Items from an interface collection

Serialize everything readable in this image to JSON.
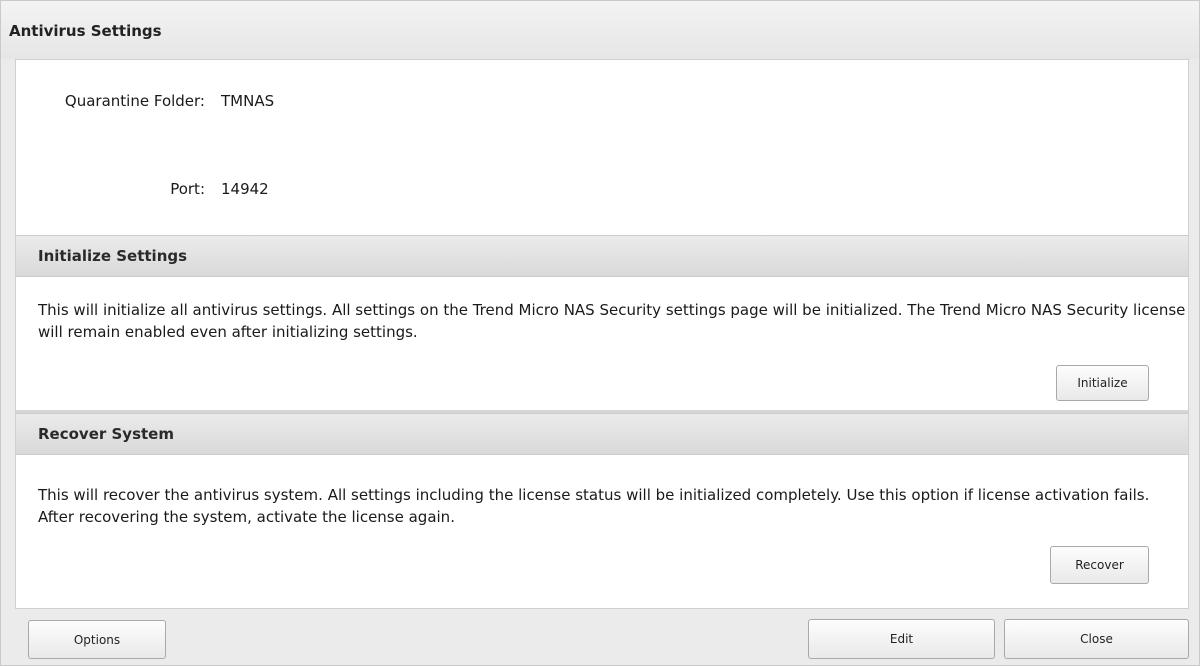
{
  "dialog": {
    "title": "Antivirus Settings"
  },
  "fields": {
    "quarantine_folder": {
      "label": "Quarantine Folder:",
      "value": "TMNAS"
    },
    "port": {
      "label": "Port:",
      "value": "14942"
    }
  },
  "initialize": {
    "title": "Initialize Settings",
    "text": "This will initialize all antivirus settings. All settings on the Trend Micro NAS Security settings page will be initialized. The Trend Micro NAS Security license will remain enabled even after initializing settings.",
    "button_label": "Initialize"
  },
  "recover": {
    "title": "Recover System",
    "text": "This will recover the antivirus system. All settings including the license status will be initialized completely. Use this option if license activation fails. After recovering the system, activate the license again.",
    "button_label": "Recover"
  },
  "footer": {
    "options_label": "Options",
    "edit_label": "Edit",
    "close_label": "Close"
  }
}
...
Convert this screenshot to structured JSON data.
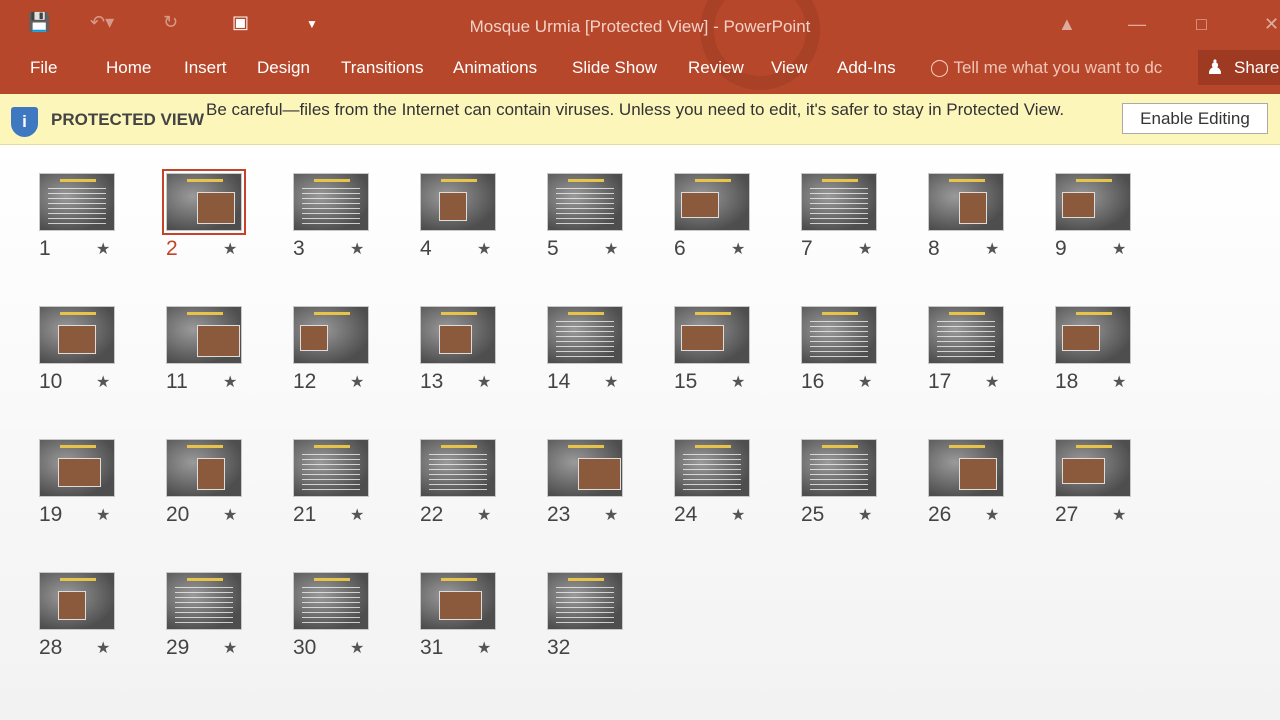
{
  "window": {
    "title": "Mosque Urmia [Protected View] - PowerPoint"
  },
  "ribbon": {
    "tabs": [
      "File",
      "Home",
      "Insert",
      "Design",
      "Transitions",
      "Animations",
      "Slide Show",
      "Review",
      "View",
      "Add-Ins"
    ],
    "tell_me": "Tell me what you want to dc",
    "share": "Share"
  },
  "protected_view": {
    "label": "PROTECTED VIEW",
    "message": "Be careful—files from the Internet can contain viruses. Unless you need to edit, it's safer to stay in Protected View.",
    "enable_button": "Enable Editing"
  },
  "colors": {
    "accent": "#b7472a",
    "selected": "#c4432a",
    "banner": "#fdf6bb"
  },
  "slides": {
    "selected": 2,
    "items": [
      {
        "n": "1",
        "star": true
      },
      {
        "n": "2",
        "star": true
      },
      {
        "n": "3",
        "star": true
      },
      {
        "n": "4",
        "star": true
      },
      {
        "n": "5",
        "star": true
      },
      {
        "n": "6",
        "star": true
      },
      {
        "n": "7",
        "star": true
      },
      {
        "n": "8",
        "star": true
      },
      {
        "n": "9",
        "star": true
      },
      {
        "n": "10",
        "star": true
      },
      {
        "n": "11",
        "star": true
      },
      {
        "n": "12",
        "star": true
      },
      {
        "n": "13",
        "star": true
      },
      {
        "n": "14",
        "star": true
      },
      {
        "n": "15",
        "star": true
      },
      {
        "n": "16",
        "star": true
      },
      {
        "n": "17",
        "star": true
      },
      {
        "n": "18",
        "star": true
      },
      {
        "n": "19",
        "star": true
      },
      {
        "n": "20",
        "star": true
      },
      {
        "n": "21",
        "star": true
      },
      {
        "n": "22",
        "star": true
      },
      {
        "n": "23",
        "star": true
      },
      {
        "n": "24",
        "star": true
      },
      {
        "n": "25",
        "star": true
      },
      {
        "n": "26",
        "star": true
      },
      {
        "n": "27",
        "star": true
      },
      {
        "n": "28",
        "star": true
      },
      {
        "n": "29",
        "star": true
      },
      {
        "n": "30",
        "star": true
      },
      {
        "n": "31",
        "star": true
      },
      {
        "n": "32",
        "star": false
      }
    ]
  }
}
...
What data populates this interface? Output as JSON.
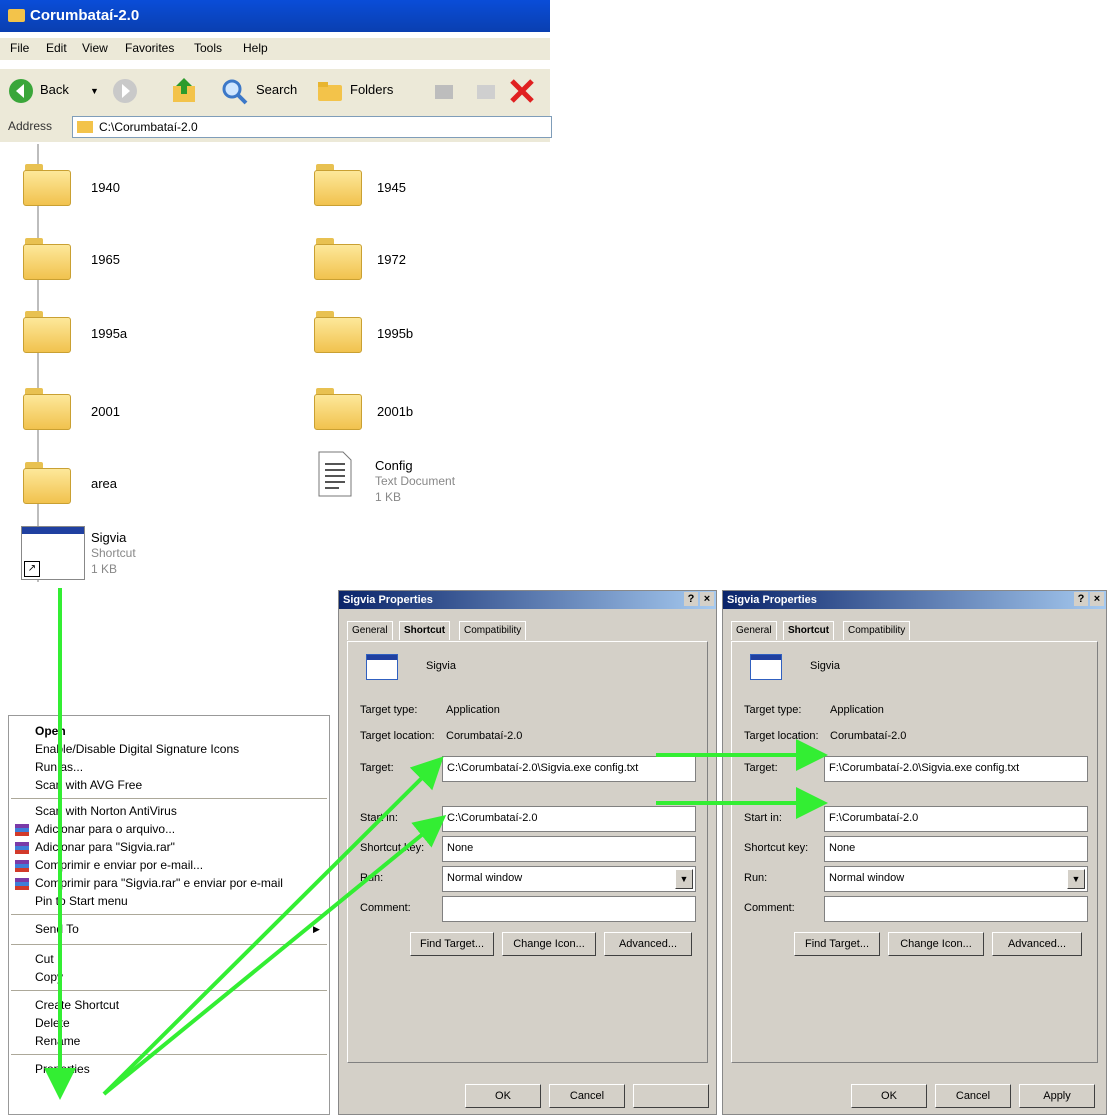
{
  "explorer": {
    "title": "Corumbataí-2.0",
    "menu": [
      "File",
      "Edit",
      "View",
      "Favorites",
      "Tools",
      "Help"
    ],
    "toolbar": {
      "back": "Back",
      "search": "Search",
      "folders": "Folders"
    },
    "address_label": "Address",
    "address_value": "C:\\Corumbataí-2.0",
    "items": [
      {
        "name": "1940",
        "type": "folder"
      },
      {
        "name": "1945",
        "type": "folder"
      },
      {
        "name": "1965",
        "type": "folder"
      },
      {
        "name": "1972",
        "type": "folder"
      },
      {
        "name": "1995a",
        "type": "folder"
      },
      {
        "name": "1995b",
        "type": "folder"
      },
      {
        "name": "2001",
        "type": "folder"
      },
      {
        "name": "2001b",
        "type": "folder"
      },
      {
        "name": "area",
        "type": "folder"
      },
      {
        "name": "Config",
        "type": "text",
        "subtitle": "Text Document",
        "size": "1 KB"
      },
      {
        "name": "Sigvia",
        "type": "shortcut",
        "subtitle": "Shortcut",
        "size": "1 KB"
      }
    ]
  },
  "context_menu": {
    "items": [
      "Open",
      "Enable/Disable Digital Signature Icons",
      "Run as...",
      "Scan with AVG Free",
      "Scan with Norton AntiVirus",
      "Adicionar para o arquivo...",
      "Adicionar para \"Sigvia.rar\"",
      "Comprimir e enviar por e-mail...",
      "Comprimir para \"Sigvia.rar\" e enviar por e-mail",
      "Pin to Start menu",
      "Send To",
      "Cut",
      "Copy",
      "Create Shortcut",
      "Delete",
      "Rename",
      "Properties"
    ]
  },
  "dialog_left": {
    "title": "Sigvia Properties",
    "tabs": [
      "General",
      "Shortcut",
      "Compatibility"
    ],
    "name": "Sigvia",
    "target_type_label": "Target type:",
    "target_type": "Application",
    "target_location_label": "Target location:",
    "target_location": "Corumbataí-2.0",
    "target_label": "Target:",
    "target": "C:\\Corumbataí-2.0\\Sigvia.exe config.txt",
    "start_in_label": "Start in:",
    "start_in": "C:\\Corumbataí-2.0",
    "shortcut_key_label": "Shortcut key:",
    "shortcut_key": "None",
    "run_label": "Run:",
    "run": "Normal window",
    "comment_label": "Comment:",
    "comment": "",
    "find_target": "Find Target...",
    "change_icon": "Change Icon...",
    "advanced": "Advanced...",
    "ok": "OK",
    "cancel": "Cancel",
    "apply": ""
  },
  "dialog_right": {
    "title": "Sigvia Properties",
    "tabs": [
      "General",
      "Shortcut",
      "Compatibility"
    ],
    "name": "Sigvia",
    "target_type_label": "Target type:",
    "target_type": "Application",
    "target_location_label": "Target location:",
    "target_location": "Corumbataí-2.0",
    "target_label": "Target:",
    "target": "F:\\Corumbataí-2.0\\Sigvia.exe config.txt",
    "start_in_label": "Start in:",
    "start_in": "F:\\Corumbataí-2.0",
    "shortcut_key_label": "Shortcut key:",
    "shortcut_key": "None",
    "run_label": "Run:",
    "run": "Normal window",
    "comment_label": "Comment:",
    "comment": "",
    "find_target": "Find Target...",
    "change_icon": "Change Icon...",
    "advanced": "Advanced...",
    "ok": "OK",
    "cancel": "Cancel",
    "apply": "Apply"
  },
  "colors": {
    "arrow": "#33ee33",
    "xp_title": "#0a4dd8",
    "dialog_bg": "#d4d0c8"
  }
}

▸ **Task to complete**:
Go through the lines above and copy any that contain "Comprimir".

▸ **Completed exercise**:
      "Comprimir e enviar por e-mail...",
      "Comprimir para \"Sigvia.rar\" e enviar por e-mail",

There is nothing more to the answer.